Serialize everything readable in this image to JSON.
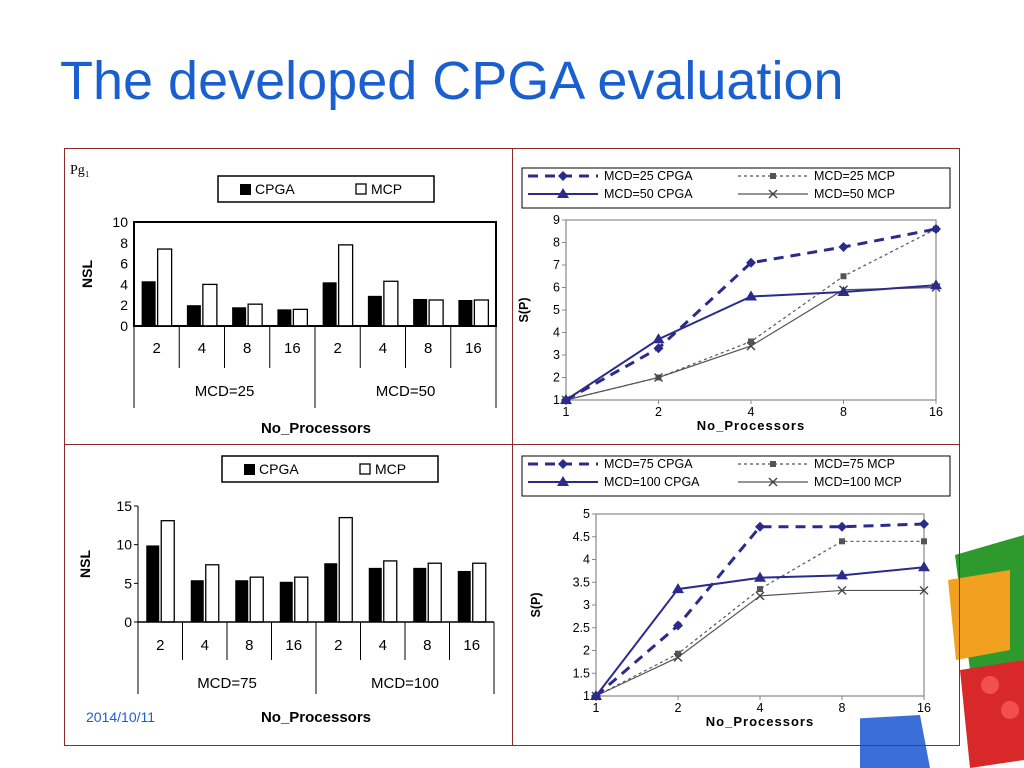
{
  "slide": {
    "title": "The developed CPGA evaluation",
    "date": "2014/10/11"
  },
  "colors": {
    "title": "#1a5fd0",
    "border": "#8a2a2a",
    "series_a": "#2b2b8c",
    "series_b": "#555555"
  },
  "chart_data": [
    {
      "type": "bar",
      "label": "Pg₁",
      "ylabel": "NSL",
      "xlabel": "No_Processors",
      "ylim": [
        0,
        10
      ],
      "yticks": [
        0,
        2,
        4,
        6,
        8,
        10
      ],
      "groups": [
        "MCD=25",
        "MCD=50"
      ],
      "categories": [
        "2",
        "4",
        "8",
        "16",
        "2",
        "4",
        "8",
        "16"
      ],
      "series": [
        {
          "name": "CPGA",
          "values": [
            4.3,
            2.0,
            1.8,
            1.6,
            4.2,
            2.9,
            2.6,
            2.5
          ]
        },
        {
          "name": "MCP",
          "values": [
            7.4,
            4.0,
            2.1,
            1.6,
            7.8,
            4.3,
            2.5,
            2.5
          ]
        }
      ]
    },
    {
      "type": "line",
      "ylabel": "S(P)",
      "xlabel": "No_Processors",
      "x": [
        "1",
        "2",
        "4",
        "8",
        "16"
      ],
      "ylim": [
        1,
        9
      ],
      "yticks": [
        1,
        2,
        3,
        4,
        5,
        6,
        7,
        8,
        9
      ],
      "series": [
        {
          "name": "MCD=25 CPGA",
          "values": [
            1,
            3.3,
            7.1,
            7.8,
            8.6
          ]
        },
        {
          "name": "MCD=25 MCP",
          "values": [
            1,
            2.0,
            3.6,
            6.5,
            8.6
          ]
        },
        {
          "name": "MCD=50 CPGA",
          "values": [
            1,
            3.7,
            5.6,
            5.8,
            6.1
          ]
        },
        {
          "name": "MCD=50 MCP",
          "values": [
            1,
            2.0,
            3.4,
            5.9,
            6.0
          ]
        }
      ]
    },
    {
      "type": "bar",
      "ylabel": "NSL",
      "xlabel": "No_Processors",
      "ylim": [
        0,
        15
      ],
      "yticks": [
        0,
        5,
        10,
        15
      ],
      "groups": [
        "MCD=75",
        "MCD=100"
      ],
      "categories": [
        "2",
        "4",
        "8",
        "16",
        "2",
        "4",
        "8",
        "16"
      ],
      "series": [
        {
          "name": "CPGA",
          "values": [
            9.9,
            5.4,
            5.4,
            5.2,
            7.6,
            7.0,
            7.0,
            6.6
          ]
        },
        {
          "name": "MCP",
          "values": [
            13.1,
            7.4,
            5.8,
            5.8,
            13.5,
            7.9,
            7.6,
            7.6
          ]
        }
      ]
    },
    {
      "type": "line",
      "ylabel": "S(P)",
      "xlabel": "No_Processors",
      "x": [
        "1",
        "2",
        "4",
        "8",
        "16"
      ],
      "ylim": [
        1,
        5
      ],
      "yticks": [
        "1",
        "1.5",
        "2",
        "2.5",
        "3",
        "3.5",
        "4",
        "4.5",
        "5"
      ],
      "series": [
        {
          "name": "MCD=75 CPGA",
          "values": [
            1,
            2.55,
            4.72,
            4.72,
            4.78
          ]
        },
        {
          "name": "MCD=75 MCP",
          "values": [
            1,
            1.93,
            3.35,
            4.4,
            4.4
          ]
        },
        {
          "name": "MCD=100 CPGA",
          "values": [
            1,
            3.35,
            3.6,
            3.65,
            3.83
          ]
        },
        {
          "name": "MCD=100 MCP",
          "values": [
            1,
            1.85,
            3.2,
            3.32,
            3.32
          ]
        }
      ]
    }
  ]
}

→ **STATED GOAL**
Using the data above, write out every line exactly, leaving the images behind.

→ **SOLVED PROBLEM**
Serialize everything readable in this image to JSON.
{
  "slide": {
    "title": "The developed CPGA evaluation",
    "date": "2014/10/11"
  },
  "colors": {
    "title": "#1a5fd0",
    "border": "#8a2a2a",
    "series_a": "#2b2b8c",
    "series_b": "#555555"
  },
  "chart_data": [
    {
      "type": "bar",
      "label": "Pg₁",
      "ylabel": "NSL",
      "xlabel": "No_Processors",
      "ylim": [
        0,
        10
      ],
      "yticks": [
        0,
        2,
        4,
        6,
        8,
        10
      ],
      "groups": [
        "MCD=25",
        "MCD=50"
      ],
      "categories": [
        "2",
        "4",
        "8",
        "16",
        "2",
        "4",
        "8",
        "16"
      ],
      "series": [
        {
          "name": "CPGA",
          "values": [
            4.3,
            2.0,
            1.8,
            1.6,
            4.2,
            2.9,
            2.6,
            2.5
          ]
        },
        {
          "name": "MCP",
          "values": [
            7.4,
            4.0,
            2.1,
            1.6,
            7.8,
            4.3,
            2.5,
            2.5
          ]
        }
      ]
    },
    {
      "type": "line",
      "ylabel": "S(P)",
      "xlabel": "No_Processors",
      "x": [
        "1",
        "2",
        "4",
        "8",
        "16"
      ],
      "ylim": [
        1,
        9
      ],
      "yticks": [
        1,
        2,
        3,
        4,
        5,
        6,
        7,
        8,
        9
      ],
      "series": [
        {
          "name": "MCD=25 CPGA",
          "values": [
            1,
            3.3,
            7.1,
            7.8,
            8.6
          ]
        },
        {
          "name": "MCD=25 MCP",
          "values": [
            1,
            2.0,
            3.6,
            6.5,
            8.6
          ]
        },
        {
          "name": "MCD=50 CPGA",
          "values": [
            1,
            3.7,
            5.6,
            5.8,
            6.1
          ]
        },
        {
          "name": "MCD=50 MCP",
          "values": [
            1,
            2.0,
            3.4,
            5.9,
            6.0
          ]
        }
      ]
    },
    {
      "type": "bar",
      "ylabel": "NSL",
      "xlabel": "No_Processors",
      "ylim": [
        0,
        15
      ],
      "yticks": [
        0,
        5,
        10,
        15
      ],
      "groups": [
        "MCD=75",
        "MCD=100"
      ],
      "categories": [
        "2",
        "4",
        "8",
        "16",
        "2",
        "4",
        "8",
        "16"
      ],
      "series": [
        {
          "name": "CPGA",
          "values": [
            9.9,
            5.4,
            5.4,
            5.2,
            7.6,
            7.0,
            7.0,
            6.6
          ]
        },
        {
          "name": "MCP",
          "values": [
            13.1,
            7.4,
            5.8,
            5.8,
            13.5,
            7.9,
            7.6,
            7.6
          ]
        }
      ]
    },
    {
      "type": "line",
      "ylabel": "S(P)",
      "xlabel": "No_Processors",
      "x": [
        "1",
        "2",
        "4",
        "8",
        "16"
      ],
      "ylim": [
        1,
        5
      ],
      "yticks": [
        "1",
        "1.5",
        "2",
        "2.5",
        "3",
        "3.5",
        "4",
        "4.5",
        "5"
      ],
      "series": [
        {
          "name": "MCD=75 CPGA",
          "values": [
            1,
            2.55,
            4.72,
            4.72,
            4.78
          ]
        },
        {
          "name": "MCD=75 MCP",
          "values": [
            1,
            1.93,
            3.35,
            4.4,
            4.4
          ]
        },
        {
          "name": "MCD=100 CPGA",
          "values": [
            1,
            3.35,
            3.6,
            3.65,
            3.83
          ]
        },
        {
          "name": "MCD=100 MCP",
          "values": [
            1,
            1.85,
            3.2,
            3.32,
            3.32
          ]
        }
      ]
    }
  ]
}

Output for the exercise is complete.